──────── INFORMATION PROVIDED

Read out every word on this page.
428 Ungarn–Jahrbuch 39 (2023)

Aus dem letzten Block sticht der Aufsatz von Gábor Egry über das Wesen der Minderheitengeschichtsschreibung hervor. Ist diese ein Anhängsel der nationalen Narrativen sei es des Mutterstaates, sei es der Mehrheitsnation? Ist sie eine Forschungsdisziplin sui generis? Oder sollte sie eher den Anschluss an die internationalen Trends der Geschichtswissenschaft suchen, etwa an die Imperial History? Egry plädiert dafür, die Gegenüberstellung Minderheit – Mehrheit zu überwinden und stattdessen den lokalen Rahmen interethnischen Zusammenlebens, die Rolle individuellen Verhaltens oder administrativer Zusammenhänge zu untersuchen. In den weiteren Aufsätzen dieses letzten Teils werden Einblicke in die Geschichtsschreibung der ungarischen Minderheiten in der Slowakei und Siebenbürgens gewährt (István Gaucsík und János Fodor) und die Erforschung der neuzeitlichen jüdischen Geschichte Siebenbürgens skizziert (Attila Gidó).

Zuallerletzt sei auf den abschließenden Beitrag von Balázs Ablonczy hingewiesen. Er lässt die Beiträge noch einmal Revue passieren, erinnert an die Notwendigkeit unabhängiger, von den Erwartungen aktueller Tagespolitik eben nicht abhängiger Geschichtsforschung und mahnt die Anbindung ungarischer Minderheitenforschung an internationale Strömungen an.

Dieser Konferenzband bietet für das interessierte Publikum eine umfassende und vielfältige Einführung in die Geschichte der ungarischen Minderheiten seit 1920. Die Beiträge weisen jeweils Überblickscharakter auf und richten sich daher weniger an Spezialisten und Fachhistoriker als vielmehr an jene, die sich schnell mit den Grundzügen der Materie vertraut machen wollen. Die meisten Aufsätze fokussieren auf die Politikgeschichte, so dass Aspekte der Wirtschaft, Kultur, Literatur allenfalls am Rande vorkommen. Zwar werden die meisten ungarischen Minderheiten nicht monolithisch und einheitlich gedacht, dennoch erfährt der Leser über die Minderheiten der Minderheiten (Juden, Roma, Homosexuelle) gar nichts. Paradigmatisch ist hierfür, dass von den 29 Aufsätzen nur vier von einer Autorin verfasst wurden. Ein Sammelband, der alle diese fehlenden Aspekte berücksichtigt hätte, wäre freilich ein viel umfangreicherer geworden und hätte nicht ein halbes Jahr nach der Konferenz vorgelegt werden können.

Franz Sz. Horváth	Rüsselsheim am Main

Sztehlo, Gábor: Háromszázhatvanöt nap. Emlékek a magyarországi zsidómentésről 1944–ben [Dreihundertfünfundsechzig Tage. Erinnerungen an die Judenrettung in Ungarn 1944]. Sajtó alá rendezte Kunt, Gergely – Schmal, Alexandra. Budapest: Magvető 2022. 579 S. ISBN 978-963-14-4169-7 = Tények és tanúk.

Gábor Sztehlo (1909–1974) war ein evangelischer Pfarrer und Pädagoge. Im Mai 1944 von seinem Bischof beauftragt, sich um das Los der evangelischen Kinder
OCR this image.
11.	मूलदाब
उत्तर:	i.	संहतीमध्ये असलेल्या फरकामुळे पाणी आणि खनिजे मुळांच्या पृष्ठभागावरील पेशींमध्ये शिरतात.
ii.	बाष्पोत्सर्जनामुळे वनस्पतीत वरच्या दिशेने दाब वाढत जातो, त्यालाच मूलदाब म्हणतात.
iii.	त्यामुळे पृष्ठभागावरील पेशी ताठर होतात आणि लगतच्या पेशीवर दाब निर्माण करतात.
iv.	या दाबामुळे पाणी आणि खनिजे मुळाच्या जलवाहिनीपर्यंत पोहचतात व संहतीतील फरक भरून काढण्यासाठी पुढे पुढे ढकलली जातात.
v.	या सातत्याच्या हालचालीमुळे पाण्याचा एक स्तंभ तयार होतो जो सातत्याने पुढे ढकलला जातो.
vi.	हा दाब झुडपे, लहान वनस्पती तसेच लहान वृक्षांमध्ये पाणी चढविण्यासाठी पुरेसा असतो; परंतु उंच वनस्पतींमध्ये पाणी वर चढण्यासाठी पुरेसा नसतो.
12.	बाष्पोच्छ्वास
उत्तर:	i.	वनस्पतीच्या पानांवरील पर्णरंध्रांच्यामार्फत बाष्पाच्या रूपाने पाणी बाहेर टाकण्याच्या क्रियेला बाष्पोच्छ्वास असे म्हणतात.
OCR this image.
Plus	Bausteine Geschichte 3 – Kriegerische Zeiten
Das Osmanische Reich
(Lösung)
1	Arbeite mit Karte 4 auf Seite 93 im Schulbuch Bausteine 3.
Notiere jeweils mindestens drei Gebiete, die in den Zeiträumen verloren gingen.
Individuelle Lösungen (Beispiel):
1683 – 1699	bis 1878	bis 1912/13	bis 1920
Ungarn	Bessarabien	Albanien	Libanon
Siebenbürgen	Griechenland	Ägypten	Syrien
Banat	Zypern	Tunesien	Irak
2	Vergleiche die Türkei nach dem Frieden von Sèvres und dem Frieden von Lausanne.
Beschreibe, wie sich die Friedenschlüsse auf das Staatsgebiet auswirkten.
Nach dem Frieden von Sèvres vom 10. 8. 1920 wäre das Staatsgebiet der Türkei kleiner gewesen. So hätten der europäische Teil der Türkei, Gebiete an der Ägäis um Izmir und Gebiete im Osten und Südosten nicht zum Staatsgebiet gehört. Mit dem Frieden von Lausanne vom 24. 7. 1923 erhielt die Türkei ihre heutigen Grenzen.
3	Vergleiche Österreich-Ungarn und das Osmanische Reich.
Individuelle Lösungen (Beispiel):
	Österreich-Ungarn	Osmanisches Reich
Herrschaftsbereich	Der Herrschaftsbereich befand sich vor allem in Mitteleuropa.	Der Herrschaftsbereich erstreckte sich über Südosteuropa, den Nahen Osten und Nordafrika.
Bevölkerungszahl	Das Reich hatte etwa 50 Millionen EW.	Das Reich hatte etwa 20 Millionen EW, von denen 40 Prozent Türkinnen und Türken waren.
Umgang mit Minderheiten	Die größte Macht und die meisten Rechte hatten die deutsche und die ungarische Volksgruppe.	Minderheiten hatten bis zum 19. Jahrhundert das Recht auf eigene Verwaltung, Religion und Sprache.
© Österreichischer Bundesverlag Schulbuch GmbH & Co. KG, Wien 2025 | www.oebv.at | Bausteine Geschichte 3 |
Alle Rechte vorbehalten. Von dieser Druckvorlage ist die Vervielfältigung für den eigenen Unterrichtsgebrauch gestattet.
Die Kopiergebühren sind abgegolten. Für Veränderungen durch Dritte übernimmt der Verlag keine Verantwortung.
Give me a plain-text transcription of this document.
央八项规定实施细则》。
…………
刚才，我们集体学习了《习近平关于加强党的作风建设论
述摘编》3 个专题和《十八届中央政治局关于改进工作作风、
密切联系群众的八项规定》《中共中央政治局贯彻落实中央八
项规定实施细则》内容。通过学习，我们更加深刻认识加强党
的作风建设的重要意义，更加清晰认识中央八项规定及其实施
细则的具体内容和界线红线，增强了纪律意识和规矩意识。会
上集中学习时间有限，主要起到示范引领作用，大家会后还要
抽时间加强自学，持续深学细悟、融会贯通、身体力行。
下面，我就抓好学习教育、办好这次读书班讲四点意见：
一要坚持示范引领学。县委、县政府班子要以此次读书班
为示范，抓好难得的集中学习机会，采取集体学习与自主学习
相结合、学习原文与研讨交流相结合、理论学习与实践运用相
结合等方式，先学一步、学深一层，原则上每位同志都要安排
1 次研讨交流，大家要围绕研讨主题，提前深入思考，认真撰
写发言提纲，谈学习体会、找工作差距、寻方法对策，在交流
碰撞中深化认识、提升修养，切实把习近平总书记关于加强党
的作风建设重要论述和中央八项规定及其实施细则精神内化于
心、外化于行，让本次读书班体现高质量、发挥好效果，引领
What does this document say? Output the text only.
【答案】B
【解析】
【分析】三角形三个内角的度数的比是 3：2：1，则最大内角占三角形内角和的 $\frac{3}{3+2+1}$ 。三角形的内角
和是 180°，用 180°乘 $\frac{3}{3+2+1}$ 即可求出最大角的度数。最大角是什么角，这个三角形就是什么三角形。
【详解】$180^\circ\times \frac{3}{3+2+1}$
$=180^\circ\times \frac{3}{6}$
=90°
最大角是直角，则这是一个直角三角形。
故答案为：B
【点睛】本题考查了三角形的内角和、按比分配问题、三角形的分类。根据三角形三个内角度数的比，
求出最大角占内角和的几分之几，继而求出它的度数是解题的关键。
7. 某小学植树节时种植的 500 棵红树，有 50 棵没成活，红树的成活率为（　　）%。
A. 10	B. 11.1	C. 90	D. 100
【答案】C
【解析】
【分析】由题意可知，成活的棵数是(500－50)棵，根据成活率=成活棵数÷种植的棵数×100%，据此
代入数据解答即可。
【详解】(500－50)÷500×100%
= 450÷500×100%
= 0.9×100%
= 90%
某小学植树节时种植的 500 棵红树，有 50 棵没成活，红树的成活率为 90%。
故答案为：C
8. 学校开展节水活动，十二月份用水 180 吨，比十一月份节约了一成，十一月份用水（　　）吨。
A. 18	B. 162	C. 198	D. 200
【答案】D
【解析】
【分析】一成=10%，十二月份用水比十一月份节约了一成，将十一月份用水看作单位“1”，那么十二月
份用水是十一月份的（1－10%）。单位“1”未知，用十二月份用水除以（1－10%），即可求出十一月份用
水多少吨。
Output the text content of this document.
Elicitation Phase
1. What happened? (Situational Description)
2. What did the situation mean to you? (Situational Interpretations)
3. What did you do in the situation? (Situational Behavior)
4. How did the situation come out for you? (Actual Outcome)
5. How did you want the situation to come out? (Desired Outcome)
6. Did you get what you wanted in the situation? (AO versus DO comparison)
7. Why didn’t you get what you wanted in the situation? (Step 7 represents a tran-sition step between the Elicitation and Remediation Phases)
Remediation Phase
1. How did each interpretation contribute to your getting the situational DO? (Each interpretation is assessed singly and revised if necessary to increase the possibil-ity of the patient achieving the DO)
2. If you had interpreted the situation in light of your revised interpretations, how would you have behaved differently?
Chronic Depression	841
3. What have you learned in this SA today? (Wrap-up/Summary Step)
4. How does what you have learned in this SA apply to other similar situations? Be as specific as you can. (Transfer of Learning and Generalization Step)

────────────────

-- SET PROBLEM --
Copy out the lines that hold "come".

-- COMPLETE ANSWER --
4. How did the situation come out for you? (Actual Outcome)
5. How did you want the situation to come out? (Desired Outcome)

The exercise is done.